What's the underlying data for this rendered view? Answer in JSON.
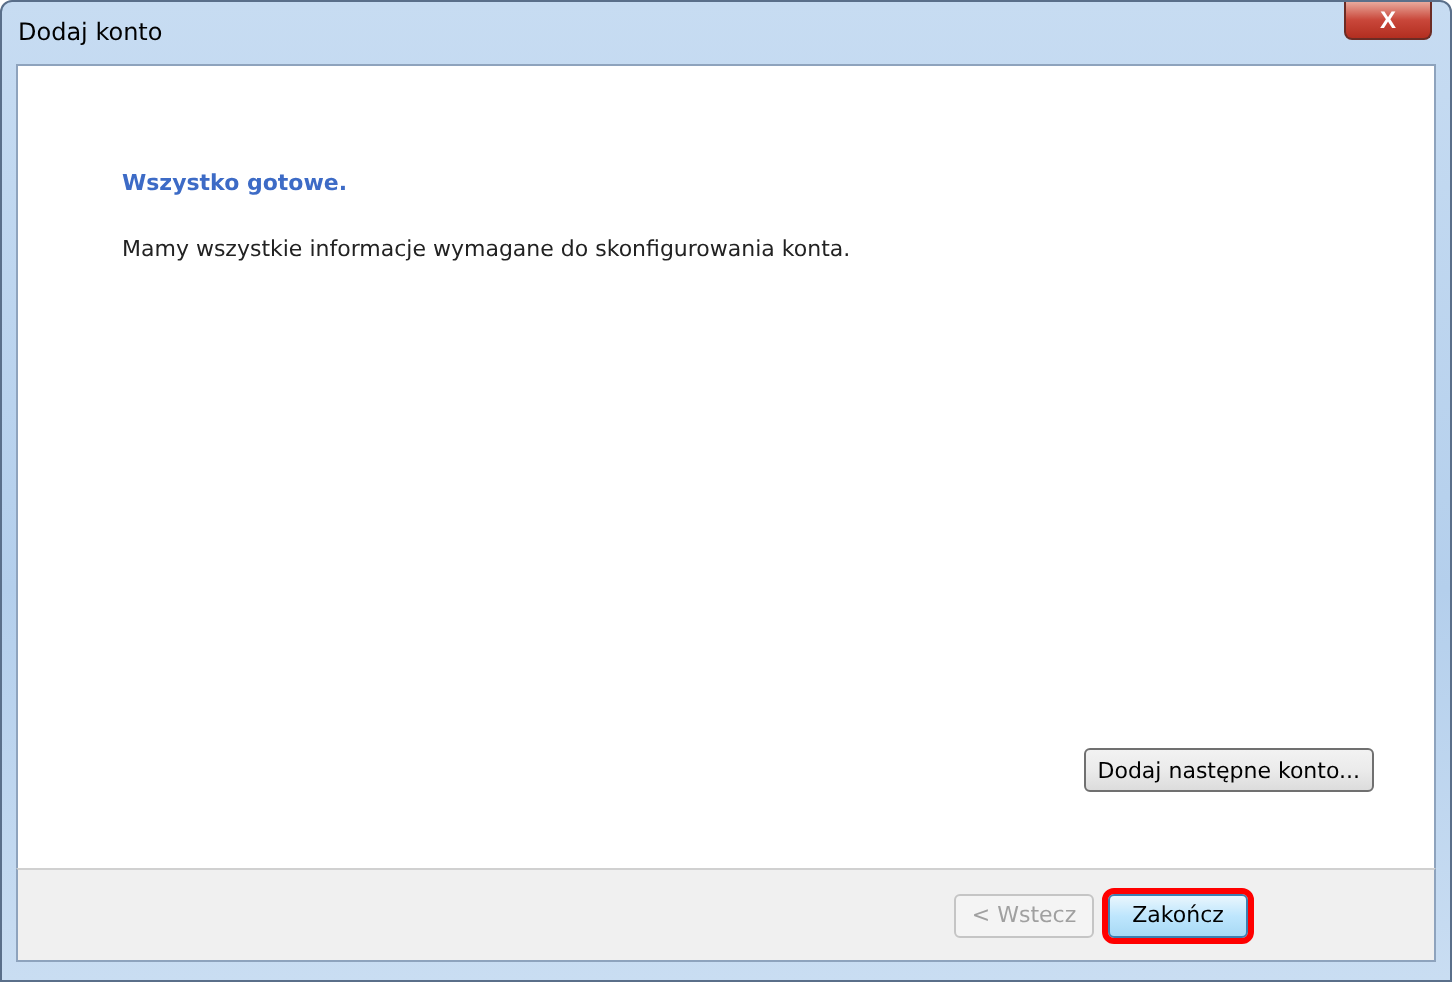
{
  "window": {
    "title": "Dodaj konto",
    "close_label": "X"
  },
  "content": {
    "heading": "Wszystko gotowe.",
    "message": "Mamy wszystkie informacje wymagane do skonfigurowania konta."
  },
  "add_account_button": {
    "label": "Dodaj następne konto...",
    "disabled": false
  },
  "buttons": [
    {
      "label": "< Wstecz",
      "disabled": true,
      "highlighted": false
    },
    {
      "label": "Zakończ",
      "disabled": false,
      "highlighted": true
    }
  ]
}
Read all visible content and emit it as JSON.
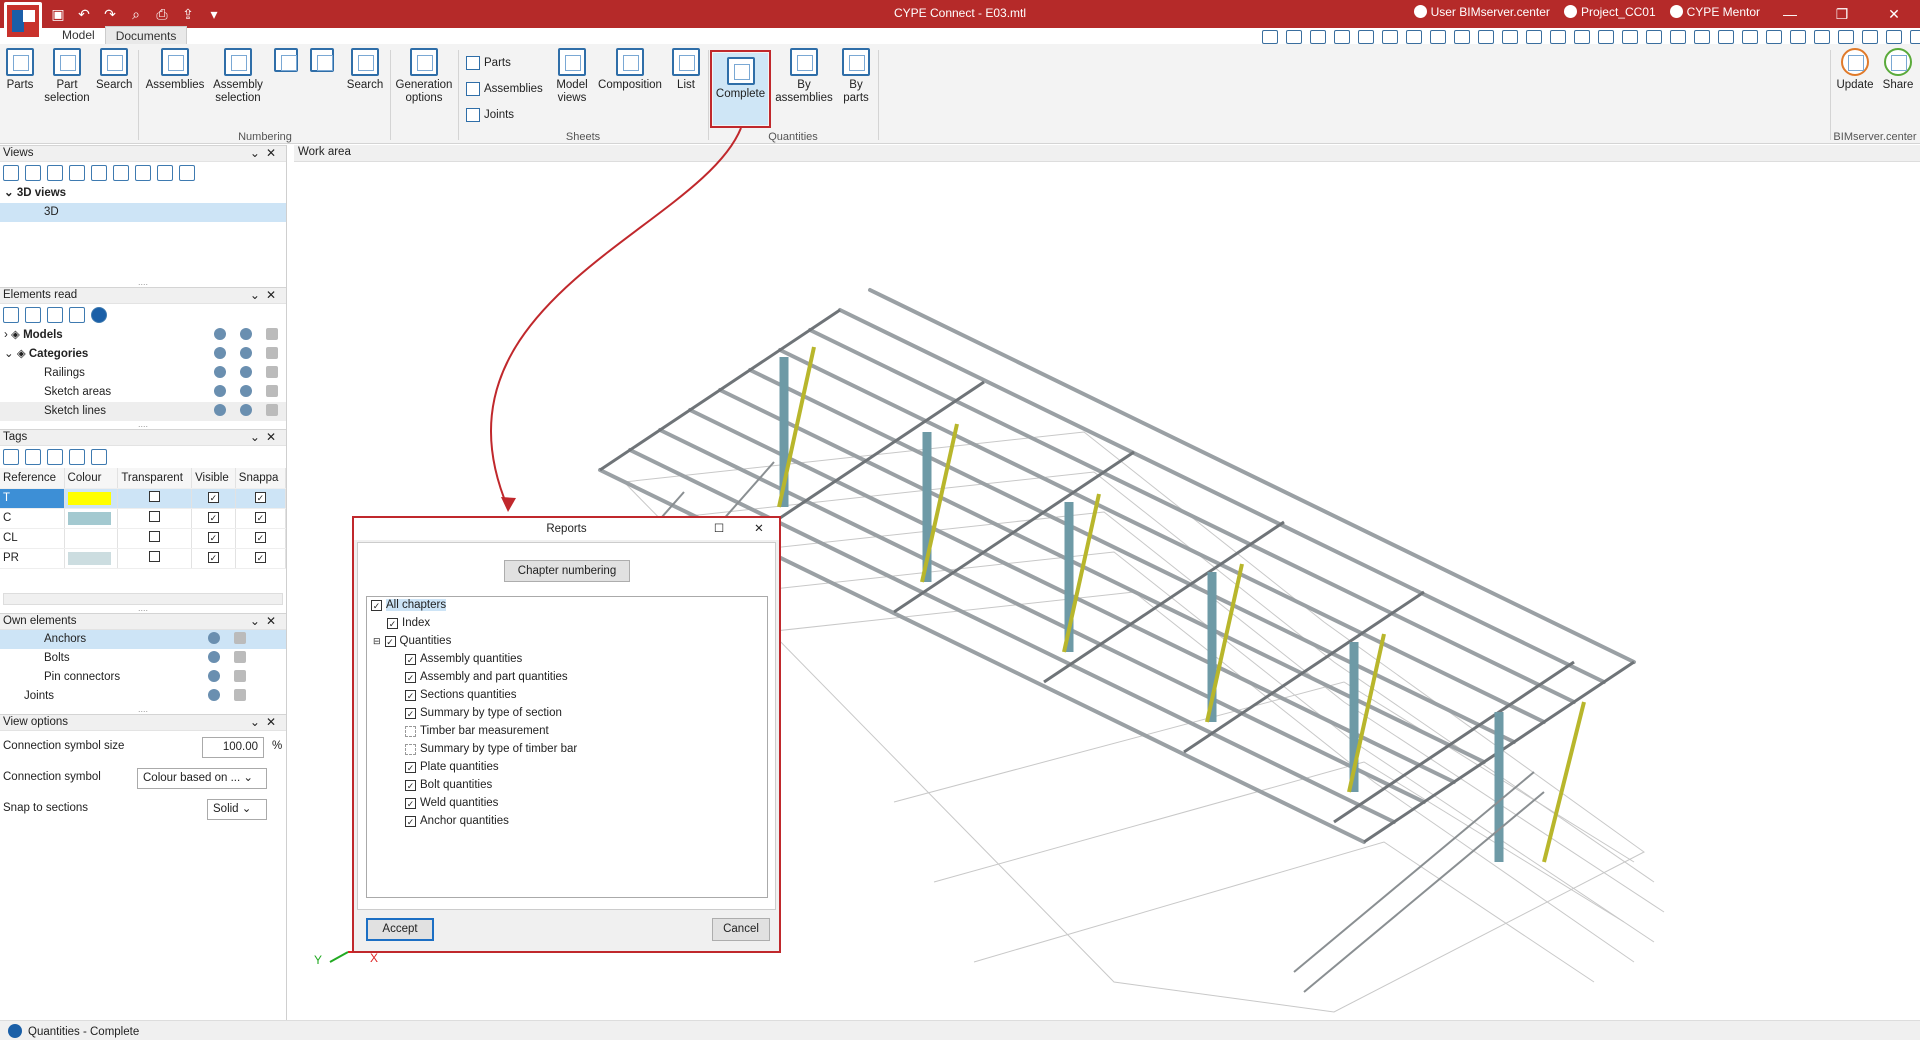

####

* _EXERCISE DETAILS_: Skip the images and write out the rest of the listing exactly.

* _TASK RESPONSE_:
What's the underlying data for this rendered view? Answer in JSON.
{
  "window": {
    "title": "Dodaj konto",
    "close_label": "X"
  },
  "content": {
    "heading": "Wszystko gotowe.",
    "message": "Mamy wszystkie informacje wymagane do skonfigurowania konta."
  },
  "add_account_button": {
    "label": "Dodaj następne konto...",
    "disabled": false
  },
  "buttons": [
    {
      "label": "< Wstecz",
      "disabled": true,
      "highlighted": false
    },
    {
      "label": "Zakończ",
      "disabled": false,
      "highlighted": true
    }
  ]
}
Read all visible content and emit it as JSON.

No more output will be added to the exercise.